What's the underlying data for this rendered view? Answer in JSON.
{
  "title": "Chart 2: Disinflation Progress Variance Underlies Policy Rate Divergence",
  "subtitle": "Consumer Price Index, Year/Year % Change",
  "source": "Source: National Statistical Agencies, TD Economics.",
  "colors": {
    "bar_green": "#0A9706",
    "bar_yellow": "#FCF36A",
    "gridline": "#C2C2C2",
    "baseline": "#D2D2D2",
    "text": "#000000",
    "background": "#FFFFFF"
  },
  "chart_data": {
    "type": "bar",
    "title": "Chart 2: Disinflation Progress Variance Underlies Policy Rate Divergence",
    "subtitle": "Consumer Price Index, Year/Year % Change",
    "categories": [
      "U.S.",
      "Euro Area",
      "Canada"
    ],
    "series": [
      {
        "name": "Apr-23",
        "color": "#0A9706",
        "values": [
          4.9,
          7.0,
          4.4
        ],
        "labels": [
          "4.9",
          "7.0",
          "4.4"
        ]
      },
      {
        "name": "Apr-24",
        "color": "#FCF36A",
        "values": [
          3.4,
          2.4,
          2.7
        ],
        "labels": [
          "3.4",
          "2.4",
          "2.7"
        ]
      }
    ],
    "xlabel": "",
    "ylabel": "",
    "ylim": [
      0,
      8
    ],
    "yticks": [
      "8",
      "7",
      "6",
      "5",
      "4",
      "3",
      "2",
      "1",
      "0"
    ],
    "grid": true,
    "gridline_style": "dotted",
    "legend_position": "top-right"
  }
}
◆ ◆ ◆ ◆ ◆ ◆ ◆
▶ **To do**:
Each line of the listing should be echoed back exactly.

▶ **Solution for this problem**:
What's the underlying data for this rendered view? Answer in JSON.
{
  "title": "Chart 2: Disinflation Progress Variance Underlies Policy Rate Divergence",
  "subtitle": "Consumer Price Index, Year/Year % Change",
  "source": "Source: National Statistical Agencies, TD Economics.",
  "colors": {
    "bar_green": "#0A9706",
    "bar_yellow": "#FCF36A",
    "gridline": "#C2C2C2",
    "baseline": "#D2D2D2",
    "text": "#000000",
    "background": "#FFFFFF"
  },
  "chart_data": {
    "type": "bar",
    "title": "Chart 2: Disinflation Progress Variance Underlies Policy Rate Divergence",
    "subtitle": "Consumer Price Index, Year/Year % Change",
    "categories": [
      "U.S.",
      "Euro Area",
      "Canada"
    ],
    "series": [
      {
        "name": "Apr-23",
        "color": "#0A9706",
        "values": [
          4.9,
          7.0,
          4.4
        ],
        "labels": [
          "4.9",
          "7.0",
          "4.4"
        ]
      },
      {
        "name": "Apr-24",
        "color": "#FCF36A",
        "values": [
          3.4,
          2.4,
          2.7
        ],
        "labels": [
          "3.4",
          "2.4",
          "2.7"
        ]
      }
    ],
    "xlabel": "",
    "ylabel": "",
    "ylim": [
      0,
      8
    ],
    "yticks": [
      "8",
      "7",
      "6",
      "5",
      "4",
      "3",
      "2",
      "1",
      "0"
    ],
    "grid": true,
    "gridline_style": "dotted",
    "legend_position": "top-right"
  }
}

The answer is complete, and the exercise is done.